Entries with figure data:

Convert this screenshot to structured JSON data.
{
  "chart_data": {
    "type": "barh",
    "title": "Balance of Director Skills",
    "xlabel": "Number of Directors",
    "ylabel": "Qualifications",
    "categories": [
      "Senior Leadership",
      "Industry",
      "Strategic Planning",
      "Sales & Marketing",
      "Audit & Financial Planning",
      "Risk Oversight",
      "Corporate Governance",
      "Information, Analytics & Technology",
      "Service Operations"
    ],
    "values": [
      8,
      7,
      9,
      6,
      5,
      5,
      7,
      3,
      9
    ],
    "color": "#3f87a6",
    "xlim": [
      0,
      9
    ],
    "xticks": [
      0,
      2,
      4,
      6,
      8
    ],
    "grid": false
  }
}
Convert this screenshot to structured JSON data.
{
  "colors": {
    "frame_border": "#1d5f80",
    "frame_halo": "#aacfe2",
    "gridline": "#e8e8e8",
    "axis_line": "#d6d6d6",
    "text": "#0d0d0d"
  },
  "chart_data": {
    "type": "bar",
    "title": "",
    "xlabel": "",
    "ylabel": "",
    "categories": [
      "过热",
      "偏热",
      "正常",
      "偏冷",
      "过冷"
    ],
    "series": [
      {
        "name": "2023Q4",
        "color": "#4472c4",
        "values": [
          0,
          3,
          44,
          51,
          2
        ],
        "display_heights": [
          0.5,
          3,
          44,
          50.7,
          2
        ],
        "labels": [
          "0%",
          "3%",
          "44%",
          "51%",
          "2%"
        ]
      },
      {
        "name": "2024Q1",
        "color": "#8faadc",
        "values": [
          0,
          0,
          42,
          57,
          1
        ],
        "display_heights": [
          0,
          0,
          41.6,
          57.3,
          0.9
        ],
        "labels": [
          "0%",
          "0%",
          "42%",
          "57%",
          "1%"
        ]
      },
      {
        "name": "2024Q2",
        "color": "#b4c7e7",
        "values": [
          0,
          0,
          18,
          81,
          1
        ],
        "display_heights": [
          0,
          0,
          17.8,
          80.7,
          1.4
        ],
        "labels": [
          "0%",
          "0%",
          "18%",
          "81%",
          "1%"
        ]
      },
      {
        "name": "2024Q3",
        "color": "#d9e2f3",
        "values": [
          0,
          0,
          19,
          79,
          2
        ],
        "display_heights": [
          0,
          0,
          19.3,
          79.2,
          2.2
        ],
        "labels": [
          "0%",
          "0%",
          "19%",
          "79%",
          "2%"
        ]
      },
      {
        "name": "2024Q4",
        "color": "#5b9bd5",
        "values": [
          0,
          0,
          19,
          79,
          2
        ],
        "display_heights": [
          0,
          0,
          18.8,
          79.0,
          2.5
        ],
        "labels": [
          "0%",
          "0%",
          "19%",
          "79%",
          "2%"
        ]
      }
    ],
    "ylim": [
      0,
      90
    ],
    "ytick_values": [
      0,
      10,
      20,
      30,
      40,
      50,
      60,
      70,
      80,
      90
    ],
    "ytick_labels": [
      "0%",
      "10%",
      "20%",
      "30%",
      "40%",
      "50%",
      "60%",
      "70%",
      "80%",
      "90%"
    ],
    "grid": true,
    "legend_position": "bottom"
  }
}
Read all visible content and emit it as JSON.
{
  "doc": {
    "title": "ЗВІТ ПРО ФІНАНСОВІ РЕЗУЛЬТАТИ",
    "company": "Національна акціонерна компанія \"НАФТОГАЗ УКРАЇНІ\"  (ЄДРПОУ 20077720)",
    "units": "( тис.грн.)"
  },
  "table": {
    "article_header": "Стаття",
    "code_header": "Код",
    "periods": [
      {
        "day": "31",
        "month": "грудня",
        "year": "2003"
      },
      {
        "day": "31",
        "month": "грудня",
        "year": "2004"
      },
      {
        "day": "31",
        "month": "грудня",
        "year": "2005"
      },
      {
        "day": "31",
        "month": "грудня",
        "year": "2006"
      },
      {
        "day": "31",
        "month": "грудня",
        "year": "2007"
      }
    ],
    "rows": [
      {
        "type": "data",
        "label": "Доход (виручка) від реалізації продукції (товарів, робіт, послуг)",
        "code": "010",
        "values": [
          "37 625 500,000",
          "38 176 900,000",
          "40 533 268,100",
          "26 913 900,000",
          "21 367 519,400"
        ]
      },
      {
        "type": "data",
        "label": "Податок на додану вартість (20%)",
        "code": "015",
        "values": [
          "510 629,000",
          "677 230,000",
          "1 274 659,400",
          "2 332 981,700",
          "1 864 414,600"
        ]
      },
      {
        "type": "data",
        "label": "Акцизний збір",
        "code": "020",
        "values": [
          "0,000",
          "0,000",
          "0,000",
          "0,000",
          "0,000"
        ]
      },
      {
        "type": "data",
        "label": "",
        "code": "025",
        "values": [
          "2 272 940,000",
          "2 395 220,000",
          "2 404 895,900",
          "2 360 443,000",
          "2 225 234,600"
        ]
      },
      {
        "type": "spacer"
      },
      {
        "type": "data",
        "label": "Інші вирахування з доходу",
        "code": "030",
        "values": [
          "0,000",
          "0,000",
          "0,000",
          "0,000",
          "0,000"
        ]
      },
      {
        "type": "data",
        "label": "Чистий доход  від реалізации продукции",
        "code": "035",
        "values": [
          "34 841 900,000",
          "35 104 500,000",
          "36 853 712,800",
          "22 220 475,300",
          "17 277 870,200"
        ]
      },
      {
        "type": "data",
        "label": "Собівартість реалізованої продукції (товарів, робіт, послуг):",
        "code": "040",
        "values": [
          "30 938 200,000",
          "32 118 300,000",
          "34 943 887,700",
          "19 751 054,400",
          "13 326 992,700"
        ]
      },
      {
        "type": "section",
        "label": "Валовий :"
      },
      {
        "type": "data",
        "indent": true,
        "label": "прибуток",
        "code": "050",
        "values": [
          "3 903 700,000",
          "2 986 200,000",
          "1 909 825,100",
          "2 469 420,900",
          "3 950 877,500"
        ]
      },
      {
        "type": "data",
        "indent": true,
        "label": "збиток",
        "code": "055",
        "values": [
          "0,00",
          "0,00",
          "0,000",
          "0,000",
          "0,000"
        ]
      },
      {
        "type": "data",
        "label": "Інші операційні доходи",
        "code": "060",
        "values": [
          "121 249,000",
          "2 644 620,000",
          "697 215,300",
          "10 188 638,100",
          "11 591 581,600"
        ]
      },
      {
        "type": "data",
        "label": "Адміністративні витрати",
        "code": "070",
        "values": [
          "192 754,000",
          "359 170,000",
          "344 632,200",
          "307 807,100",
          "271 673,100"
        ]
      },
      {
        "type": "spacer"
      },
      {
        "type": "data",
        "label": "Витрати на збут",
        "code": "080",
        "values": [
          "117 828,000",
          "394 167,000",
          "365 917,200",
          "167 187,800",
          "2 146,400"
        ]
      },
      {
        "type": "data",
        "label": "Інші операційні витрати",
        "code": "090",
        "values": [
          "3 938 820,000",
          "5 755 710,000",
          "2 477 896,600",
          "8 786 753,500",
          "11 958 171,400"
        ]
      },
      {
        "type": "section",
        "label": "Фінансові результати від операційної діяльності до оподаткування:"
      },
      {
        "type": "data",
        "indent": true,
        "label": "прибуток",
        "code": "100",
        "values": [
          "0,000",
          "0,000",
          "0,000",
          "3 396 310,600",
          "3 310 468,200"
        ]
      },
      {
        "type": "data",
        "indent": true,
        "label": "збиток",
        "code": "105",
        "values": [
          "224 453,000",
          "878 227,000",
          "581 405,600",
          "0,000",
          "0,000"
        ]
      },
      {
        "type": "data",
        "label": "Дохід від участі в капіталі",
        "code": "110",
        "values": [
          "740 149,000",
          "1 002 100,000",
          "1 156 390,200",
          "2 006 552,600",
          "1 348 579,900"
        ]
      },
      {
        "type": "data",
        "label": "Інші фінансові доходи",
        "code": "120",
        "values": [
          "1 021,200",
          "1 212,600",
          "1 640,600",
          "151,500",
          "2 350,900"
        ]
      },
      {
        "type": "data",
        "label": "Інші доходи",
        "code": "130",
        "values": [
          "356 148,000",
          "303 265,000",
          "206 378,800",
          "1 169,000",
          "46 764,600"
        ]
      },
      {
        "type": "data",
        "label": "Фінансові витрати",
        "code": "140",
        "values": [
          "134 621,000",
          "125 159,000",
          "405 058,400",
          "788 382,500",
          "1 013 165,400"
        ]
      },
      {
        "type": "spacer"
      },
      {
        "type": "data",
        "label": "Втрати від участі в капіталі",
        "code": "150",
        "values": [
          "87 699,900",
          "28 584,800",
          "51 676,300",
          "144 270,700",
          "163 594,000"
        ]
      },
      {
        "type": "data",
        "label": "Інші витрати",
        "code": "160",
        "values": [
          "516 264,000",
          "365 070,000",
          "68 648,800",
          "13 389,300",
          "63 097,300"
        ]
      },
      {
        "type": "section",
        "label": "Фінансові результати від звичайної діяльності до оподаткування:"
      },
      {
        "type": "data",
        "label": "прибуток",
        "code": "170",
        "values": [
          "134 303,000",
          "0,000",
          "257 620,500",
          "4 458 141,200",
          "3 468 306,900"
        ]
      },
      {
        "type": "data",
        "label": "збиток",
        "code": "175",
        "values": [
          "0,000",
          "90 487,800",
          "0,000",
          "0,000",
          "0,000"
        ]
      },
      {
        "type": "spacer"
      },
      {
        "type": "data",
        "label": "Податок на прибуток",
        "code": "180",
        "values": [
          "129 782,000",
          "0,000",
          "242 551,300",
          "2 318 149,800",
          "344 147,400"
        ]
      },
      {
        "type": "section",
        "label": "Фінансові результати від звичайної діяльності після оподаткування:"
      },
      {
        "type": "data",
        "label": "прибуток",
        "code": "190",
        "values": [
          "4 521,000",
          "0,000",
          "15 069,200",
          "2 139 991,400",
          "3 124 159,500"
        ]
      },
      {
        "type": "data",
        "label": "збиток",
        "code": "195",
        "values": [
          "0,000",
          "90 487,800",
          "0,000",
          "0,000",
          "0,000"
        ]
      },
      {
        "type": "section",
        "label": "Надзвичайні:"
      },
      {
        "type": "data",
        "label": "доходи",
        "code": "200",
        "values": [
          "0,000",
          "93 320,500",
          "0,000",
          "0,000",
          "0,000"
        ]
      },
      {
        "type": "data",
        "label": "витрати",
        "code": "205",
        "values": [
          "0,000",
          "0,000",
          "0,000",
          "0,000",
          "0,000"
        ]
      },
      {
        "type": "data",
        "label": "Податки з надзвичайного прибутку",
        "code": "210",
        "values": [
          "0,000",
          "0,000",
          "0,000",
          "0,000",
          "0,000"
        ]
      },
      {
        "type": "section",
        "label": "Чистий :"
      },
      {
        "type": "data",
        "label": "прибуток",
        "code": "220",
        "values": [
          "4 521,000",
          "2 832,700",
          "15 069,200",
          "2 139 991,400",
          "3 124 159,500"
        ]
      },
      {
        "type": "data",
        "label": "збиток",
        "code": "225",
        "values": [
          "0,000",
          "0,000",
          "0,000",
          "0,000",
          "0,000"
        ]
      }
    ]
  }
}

Challenge:
Gather each line holding the string "товарів".

The response:
        "label": "Доход (виручка) від реалізації продукції (товарів, робіт, послуг)",
        "label": "Собівартість реалізованої продукції (товарів, робіт, послуг):",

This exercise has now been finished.